- _EXERCISE GOAL_: In the material below, find each line holding the string "Corrupted" and copy it.

- _WORKING DATA_:
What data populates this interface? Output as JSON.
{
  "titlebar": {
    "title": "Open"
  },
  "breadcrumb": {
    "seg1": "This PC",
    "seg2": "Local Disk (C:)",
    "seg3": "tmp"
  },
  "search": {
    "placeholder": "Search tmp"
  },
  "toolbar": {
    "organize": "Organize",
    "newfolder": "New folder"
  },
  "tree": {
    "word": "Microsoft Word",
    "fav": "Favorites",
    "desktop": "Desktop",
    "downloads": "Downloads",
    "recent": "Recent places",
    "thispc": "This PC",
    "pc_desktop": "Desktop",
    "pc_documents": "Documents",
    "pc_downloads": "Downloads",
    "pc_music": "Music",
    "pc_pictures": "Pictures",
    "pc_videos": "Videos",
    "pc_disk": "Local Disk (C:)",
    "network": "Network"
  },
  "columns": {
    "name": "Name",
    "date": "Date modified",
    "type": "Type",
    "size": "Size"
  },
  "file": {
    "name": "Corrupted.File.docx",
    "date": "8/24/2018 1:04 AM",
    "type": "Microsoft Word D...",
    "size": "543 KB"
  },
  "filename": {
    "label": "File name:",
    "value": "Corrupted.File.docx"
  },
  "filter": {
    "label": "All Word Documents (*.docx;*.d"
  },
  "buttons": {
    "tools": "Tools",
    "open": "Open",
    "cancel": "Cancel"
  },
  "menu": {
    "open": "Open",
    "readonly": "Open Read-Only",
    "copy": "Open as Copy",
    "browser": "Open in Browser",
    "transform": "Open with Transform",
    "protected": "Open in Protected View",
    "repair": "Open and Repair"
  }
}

- _ANSWER BELOW_:
    "name": "Corrupted.File.docx",
    "value": "Corrupted.File.docx"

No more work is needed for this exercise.